» **WHAT YOU SHOULD DO**
Write out nothing but the lines from the one containing "Type out the text in this image." through the last line below, both included, and without the pictures.
---- RECORD EXTRACTS
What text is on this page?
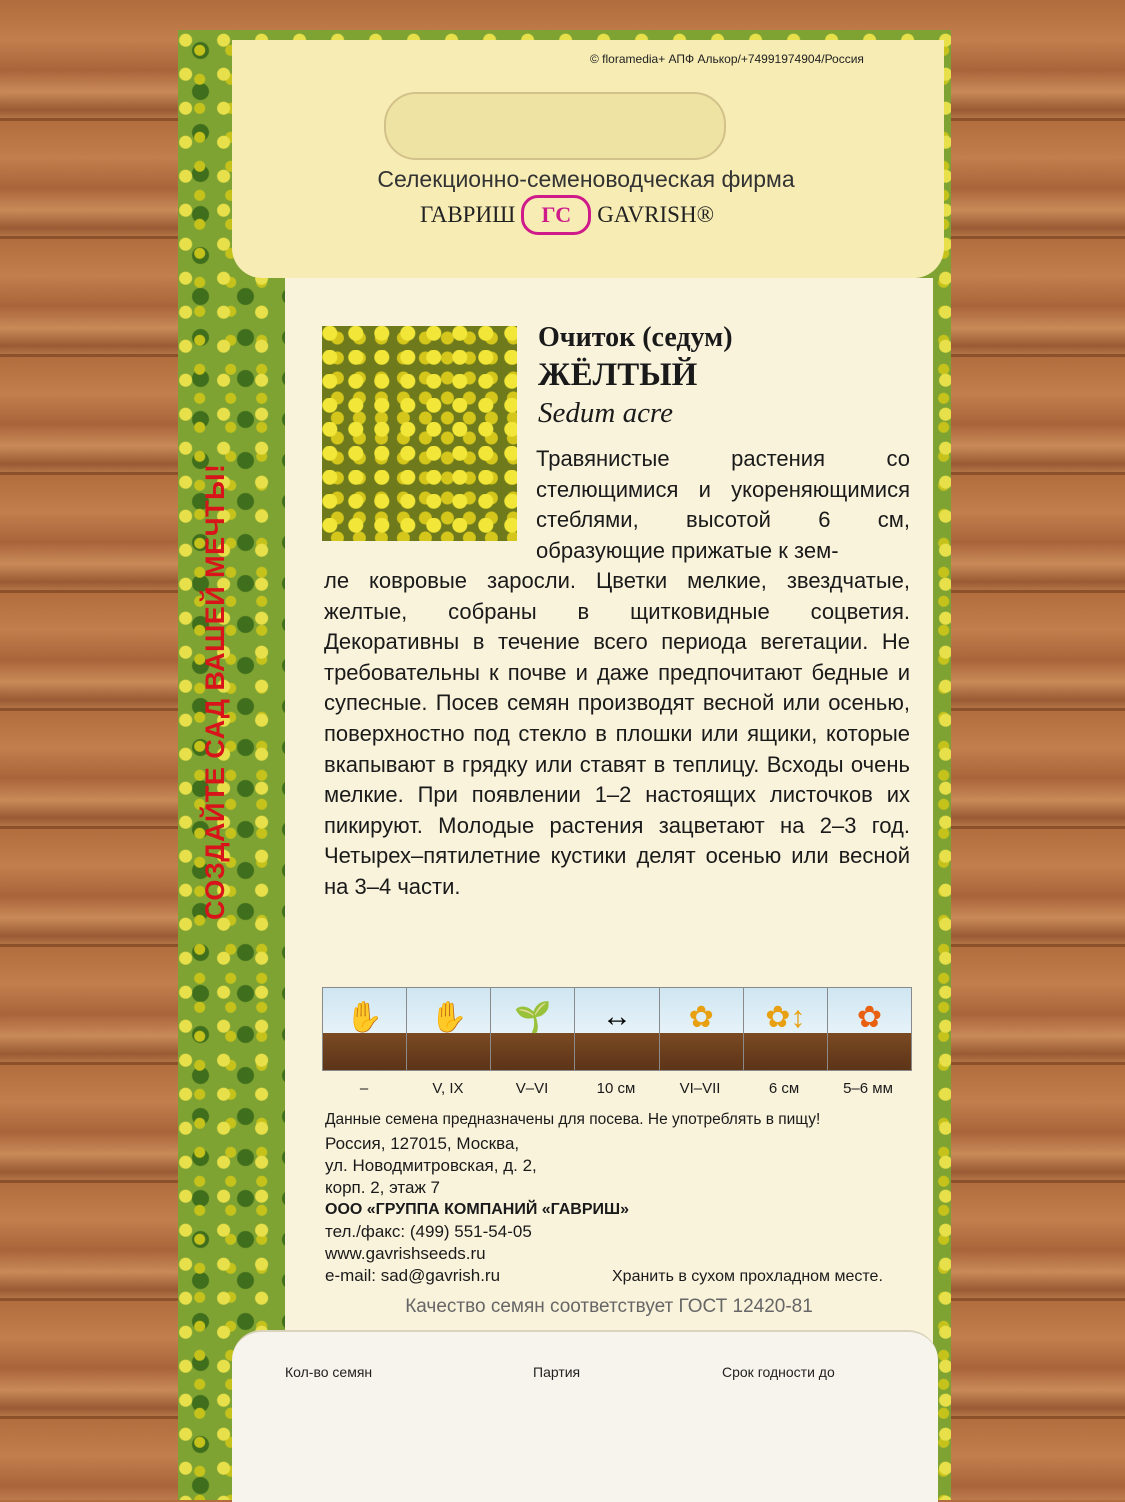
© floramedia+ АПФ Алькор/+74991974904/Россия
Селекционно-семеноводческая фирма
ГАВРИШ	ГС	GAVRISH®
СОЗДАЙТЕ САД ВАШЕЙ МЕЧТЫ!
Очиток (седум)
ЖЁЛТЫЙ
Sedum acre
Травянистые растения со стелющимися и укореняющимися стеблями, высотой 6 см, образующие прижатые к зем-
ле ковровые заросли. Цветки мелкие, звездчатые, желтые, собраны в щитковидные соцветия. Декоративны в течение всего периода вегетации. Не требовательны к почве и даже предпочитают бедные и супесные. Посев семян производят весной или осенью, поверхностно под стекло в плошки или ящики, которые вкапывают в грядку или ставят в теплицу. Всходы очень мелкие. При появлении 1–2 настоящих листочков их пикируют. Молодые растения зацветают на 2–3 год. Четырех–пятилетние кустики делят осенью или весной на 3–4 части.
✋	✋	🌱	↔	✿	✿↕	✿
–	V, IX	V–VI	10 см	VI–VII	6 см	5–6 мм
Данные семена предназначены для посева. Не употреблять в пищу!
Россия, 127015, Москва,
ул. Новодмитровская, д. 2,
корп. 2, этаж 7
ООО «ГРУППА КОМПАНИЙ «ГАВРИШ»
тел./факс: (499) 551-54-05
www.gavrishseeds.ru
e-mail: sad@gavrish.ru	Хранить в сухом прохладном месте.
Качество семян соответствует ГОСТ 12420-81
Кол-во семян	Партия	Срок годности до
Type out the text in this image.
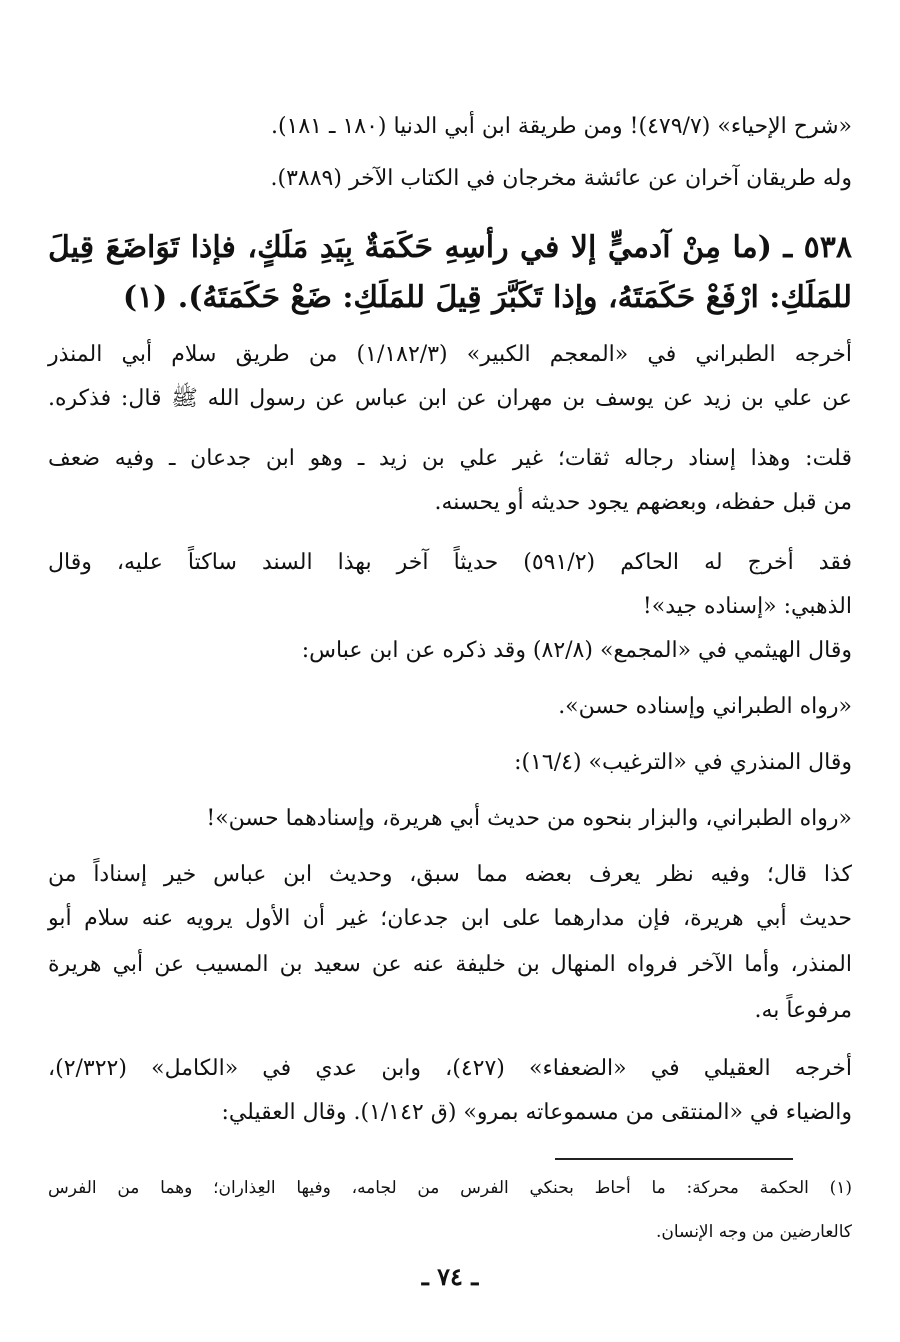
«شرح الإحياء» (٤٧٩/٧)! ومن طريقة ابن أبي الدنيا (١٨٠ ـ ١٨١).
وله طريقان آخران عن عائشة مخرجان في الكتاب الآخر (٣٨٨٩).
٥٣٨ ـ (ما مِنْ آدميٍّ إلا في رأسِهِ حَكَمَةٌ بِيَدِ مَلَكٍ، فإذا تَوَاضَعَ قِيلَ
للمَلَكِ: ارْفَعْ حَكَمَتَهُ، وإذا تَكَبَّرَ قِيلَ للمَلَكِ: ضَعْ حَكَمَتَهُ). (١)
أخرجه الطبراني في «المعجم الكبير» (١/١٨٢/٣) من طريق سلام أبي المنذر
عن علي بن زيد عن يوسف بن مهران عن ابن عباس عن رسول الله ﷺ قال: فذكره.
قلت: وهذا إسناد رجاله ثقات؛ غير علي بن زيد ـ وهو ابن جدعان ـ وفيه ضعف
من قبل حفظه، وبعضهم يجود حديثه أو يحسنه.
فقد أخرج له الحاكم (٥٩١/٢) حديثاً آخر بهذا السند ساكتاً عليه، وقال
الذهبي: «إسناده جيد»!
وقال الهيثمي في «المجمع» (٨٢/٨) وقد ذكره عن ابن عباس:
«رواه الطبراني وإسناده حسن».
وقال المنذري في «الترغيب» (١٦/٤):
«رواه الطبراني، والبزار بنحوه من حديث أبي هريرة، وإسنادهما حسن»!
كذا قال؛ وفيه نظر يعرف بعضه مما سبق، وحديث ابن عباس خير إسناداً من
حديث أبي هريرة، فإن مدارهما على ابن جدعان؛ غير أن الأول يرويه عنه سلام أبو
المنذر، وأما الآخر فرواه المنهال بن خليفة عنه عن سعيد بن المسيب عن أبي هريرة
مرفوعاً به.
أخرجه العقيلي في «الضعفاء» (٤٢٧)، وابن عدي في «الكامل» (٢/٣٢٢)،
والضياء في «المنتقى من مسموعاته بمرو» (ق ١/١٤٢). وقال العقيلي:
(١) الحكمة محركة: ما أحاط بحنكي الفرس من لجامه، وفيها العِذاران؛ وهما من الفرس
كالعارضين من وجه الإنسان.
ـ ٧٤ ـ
--------
» **FULL SOLUTION**
Type out the text in this image.
«شرح الإحياء» (٤٧٩/٧)! ومن طريقة ابن أبي الدنيا (١٨٠ ـ ١٨١).
وله طريقان آخران عن عائشة مخرجان في الكتاب الآخر (٣٨٨٩).
٥٣٨ ـ (ما مِنْ آدميٍّ إلا في رأسِهِ حَكَمَةٌ بِيَدِ مَلَكٍ، فإذا تَوَاضَعَ قِيلَ
للمَلَكِ: ارْفَعْ حَكَمَتَهُ، وإذا تَكَبَّرَ قِيلَ للمَلَكِ: ضَعْ حَكَمَتَهُ). (١)
أخرجه الطبراني في «المعجم الكبير» (١/١٨٢/٣) من طريق سلام أبي المنذر
عن علي بن زيد عن يوسف بن مهران عن ابن عباس عن رسول الله ﷺ قال: فذكره.
قلت: وهذا إسناد رجاله ثقات؛ غير علي بن زيد ـ وهو ابن جدعان ـ وفيه ضعف
من قبل حفظه، وبعضهم يجود حديثه أو يحسنه.
فقد أخرج له الحاكم (٥٩١/٢) حديثاً آخر بهذا السند ساكتاً عليه، وقال
الذهبي: «إسناده جيد»!
وقال الهيثمي في «المجمع» (٨٢/٨) وقد ذكره عن ابن عباس:
«رواه الطبراني وإسناده حسن».
وقال المنذري في «الترغيب» (١٦/٤):
«رواه الطبراني، والبزار بنحوه من حديث أبي هريرة، وإسنادهما حسن»!
كذا قال؛ وفيه نظر يعرف بعضه مما سبق، وحديث ابن عباس خير إسناداً من
حديث أبي هريرة، فإن مدارهما على ابن جدعان؛ غير أن الأول يرويه عنه سلام أبو
المنذر، وأما الآخر فرواه المنهال بن خليفة عنه عن سعيد بن المسيب عن أبي هريرة
مرفوعاً به.
أخرجه العقيلي في «الضعفاء» (٤٢٧)، وابن عدي في «الكامل» (٢/٣٢٢)،
والضياء في «المنتقى من مسموعاته بمرو» (ق ١/١٤٢). وقال العقيلي:
(١) الحكمة محركة: ما أحاط بحنكي الفرس من لجامه، وفيها العِذاران؛ وهما من الفرس
كالعارضين من وجه الإنسان.
ـ ٧٤ ـ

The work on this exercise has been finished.